Task details: Your task is to repeat all of the material exactly.
***** Records for this task *****
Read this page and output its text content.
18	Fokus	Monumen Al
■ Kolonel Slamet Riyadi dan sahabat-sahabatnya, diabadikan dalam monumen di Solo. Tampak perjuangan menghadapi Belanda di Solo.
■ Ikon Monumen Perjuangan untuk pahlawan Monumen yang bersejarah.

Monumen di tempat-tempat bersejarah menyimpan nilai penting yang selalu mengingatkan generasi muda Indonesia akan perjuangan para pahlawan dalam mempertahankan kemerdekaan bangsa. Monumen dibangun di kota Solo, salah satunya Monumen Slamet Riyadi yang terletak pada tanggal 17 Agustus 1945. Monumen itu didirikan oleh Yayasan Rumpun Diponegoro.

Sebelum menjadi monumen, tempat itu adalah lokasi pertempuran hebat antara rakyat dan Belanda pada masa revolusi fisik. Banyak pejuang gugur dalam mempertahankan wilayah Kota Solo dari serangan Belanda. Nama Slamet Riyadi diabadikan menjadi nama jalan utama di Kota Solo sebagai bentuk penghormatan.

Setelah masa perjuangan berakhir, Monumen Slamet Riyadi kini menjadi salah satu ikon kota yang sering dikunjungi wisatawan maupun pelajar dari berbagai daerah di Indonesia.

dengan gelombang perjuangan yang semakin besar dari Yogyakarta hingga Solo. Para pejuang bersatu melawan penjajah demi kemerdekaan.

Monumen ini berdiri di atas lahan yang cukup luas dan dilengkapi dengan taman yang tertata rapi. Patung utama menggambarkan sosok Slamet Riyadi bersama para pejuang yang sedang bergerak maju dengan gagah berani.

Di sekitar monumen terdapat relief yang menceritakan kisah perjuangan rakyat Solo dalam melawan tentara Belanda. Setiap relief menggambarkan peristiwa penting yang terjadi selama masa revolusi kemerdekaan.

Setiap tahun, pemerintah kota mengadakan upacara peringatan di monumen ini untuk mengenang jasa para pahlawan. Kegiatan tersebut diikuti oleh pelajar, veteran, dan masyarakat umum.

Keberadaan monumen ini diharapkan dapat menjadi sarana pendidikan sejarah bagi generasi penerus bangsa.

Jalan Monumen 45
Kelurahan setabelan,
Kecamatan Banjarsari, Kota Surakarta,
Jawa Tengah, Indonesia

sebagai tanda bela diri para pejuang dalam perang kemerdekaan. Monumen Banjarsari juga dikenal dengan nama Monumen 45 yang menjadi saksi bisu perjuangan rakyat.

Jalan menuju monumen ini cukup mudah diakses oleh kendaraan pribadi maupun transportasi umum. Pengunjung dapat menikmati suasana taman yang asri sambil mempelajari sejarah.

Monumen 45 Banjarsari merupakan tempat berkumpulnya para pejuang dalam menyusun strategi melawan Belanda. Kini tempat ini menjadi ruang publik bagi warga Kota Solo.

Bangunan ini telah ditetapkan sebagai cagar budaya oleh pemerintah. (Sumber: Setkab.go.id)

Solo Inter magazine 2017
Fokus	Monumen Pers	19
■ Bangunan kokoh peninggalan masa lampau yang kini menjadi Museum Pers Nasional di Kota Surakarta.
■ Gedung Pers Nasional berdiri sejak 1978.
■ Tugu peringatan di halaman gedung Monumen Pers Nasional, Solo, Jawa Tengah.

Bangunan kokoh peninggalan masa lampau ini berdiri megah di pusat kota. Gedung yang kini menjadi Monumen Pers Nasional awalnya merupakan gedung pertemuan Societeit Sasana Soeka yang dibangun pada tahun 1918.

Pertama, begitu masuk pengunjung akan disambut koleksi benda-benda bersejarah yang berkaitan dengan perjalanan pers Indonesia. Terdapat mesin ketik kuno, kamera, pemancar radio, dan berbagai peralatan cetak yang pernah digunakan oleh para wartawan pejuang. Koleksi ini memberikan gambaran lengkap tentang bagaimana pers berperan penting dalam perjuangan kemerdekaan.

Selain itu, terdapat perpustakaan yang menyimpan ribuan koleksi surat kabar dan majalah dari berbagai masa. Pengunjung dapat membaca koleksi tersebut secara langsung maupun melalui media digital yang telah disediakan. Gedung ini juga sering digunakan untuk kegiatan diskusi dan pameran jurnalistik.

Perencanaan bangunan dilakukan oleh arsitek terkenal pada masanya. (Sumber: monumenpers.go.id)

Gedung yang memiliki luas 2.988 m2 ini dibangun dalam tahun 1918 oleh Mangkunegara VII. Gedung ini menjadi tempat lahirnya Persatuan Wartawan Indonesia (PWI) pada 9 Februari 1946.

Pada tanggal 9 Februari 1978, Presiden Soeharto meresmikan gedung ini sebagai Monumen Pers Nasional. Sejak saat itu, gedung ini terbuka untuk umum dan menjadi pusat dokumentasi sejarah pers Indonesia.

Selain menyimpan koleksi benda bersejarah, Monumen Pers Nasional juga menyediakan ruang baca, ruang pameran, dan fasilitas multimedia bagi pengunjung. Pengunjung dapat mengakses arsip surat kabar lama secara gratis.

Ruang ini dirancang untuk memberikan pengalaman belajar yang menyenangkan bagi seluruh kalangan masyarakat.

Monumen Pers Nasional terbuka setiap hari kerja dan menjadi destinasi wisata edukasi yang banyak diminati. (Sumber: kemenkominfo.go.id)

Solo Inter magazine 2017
*****
Output of the exercise:
Read this page and output its text content.
18	Fokus	Monumen Al
■ Kolonel Slamet Riyadi dan sahabat-sahabatnya, diabadikan dalam monumen di Solo. Tampak perjuangan menghadapi Belanda di Solo.
■ Ikon Monumen Perjuangan untuk pahlawan Monumen yang bersejarah.

Monumen di tempat-tempat bersejarah menyimpan nilai penting yang selalu mengingatkan generasi muda Indonesia akan perjuangan para pahlawan dalam mempertahankan kemerdekaan bangsa. Monumen dibangun di kota Solo, salah satunya Monumen Slamet Riyadi yang terletak pada tanggal 17 Agustus 1945. Monumen itu didirikan oleh Yayasan Rumpun Diponegoro.

Sebelum menjadi monumen, tempat itu adalah lokasi pertempuran hebat antara rakyat dan Belanda pada masa revolusi fisik. Banyak pejuang gugur dalam mempertahankan wilayah Kota Solo dari serangan Belanda. Nama Slamet Riyadi diabadikan menjadi nama jalan utama di Kota Solo sebagai bentuk penghormatan.

Setelah masa perjuangan berakhir, Monumen Slamet Riyadi kini menjadi salah satu ikon kota yang sering dikunjungi wisatawan maupun pelajar dari berbagai daerah di Indonesia.

dengan gelombang perjuangan yang semakin besar dari Yogyakarta hingga Solo. Para pejuang bersatu melawan penjajah demi kemerdekaan.

Monumen ini berdiri di atas lahan yang cukup luas dan dilengkapi dengan taman yang tertata rapi. Patung utama menggambarkan sosok Slamet Riyadi bersama para pejuang yang sedang bergerak maju dengan gagah berani.

Di sekitar monumen terdapat relief yang menceritakan kisah perjuangan rakyat Solo dalam melawan tentara Belanda. Setiap relief menggambarkan peristiwa penting yang terjadi selama masa revolusi kemerdekaan.

Setiap tahun, pemerintah kota mengadakan upacara peringatan di monumen ini untuk mengenang jasa para pahlawan. Kegiatan tersebut diikuti oleh pelajar, veteran, dan masyarakat umum.

Keberadaan monumen ini diharapkan dapat menjadi sarana pendidikan sejarah bagi generasi penerus bangsa.

Jalan Monumen 45
Kelurahan setabelan,
Kecamatan Banjarsari, Kota Surakarta,
Jawa Tengah, Indonesia

sebagai tanda bela diri para pejuang dalam perang kemerdekaan. Monumen Banjarsari juga dikenal dengan nama Monumen 45 yang menjadi saksi bisu perjuangan rakyat.

Jalan menuju monumen ini cukup mudah diakses oleh kendaraan pribadi maupun transportasi umum. Pengunjung dapat menikmati suasana taman yang asri sambil mempelajari sejarah.

Monumen 45 Banjarsari merupakan tempat berkumpulnya para pejuang dalam menyusun strategi melawan Belanda. Kini tempat ini menjadi ruang publik bagi warga Kota Solo.

Bangunan ini telah ditetapkan sebagai cagar budaya oleh pemerintah. (Sumber: Setkab.go.id)

Solo Inter magazine 2017
Fokus	Monumen Pers	19
■ Bangunan kokoh peninggalan masa lampau yang kini menjadi Museum Pers Nasional di Kota Surakarta.
■ Gedung Pers Nasional berdiri sejak 1978.
■ Tugu peringatan di halaman gedung Monumen Pers Nasional, Solo, Jawa Tengah.

Bangunan kokoh peninggalan masa lampau ini berdiri megah di pusat kota. Gedung yang kini menjadi Monumen Pers Nasional awalnya merupakan gedung pertemuan Societeit Sasana Soeka yang dibangun pada tahun 1918.

Pertama, begitu masuk pengunjung akan disambut koleksi benda-benda bersejarah yang berkaitan dengan perjalanan pers Indonesia. Terdapat mesin ketik kuno, kamera, pemancar radio, dan berbagai peralatan cetak yang pernah digunakan oleh para wartawan pejuang. Koleksi ini memberikan gambaran lengkap tentang bagaimana pers berperan penting dalam perjuangan kemerdekaan.

Selain itu, terdapat perpustakaan yang menyimpan ribuan koleksi surat kabar dan majalah dari berbagai masa. Pengunjung dapat membaca koleksi tersebut secara langsung maupun melalui media digital yang telah disediakan. Gedung ini juga sering digunakan untuk kegiatan diskusi dan pameran jurnalistik.

Perencanaan bangunan dilakukan oleh arsitek terkenal pada masanya. (Sumber: monumenpers.go.id)

Gedung yang memiliki luas 2.988 m2 ini dibangun dalam tahun 1918 oleh Mangkunegara VII. Gedung ini menjadi tempat lahirnya Persatuan Wartawan Indonesia (PWI) pada 9 Februari 1946.

Pada tanggal 9 Februari 1978, Presiden Soeharto meresmikan gedung ini sebagai Monumen Pers Nasional. Sejak saat itu, gedung ini terbuka untuk umum dan menjadi pusat dokumentasi sejarah pers Indonesia.

Selain menyimpan koleksi benda bersejarah, Monumen Pers Nasional juga menyediakan ruang baca, ruang pameran, dan fasilitas multimedia bagi pengunjung. Pengunjung dapat mengakses arsip surat kabar lama secara gratis.

Ruang ini dirancang untuk memberikan pengalaman belajar yang menyenangkan bagi seluruh kalangan masyarakat.

Monumen Pers Nasional terbuka setiap hari kerja dan menjadi destinasi wisata edukasi yang banyak diminati. (Sumber: kemenkominfo.go.id)

Solo Inter magazine 2017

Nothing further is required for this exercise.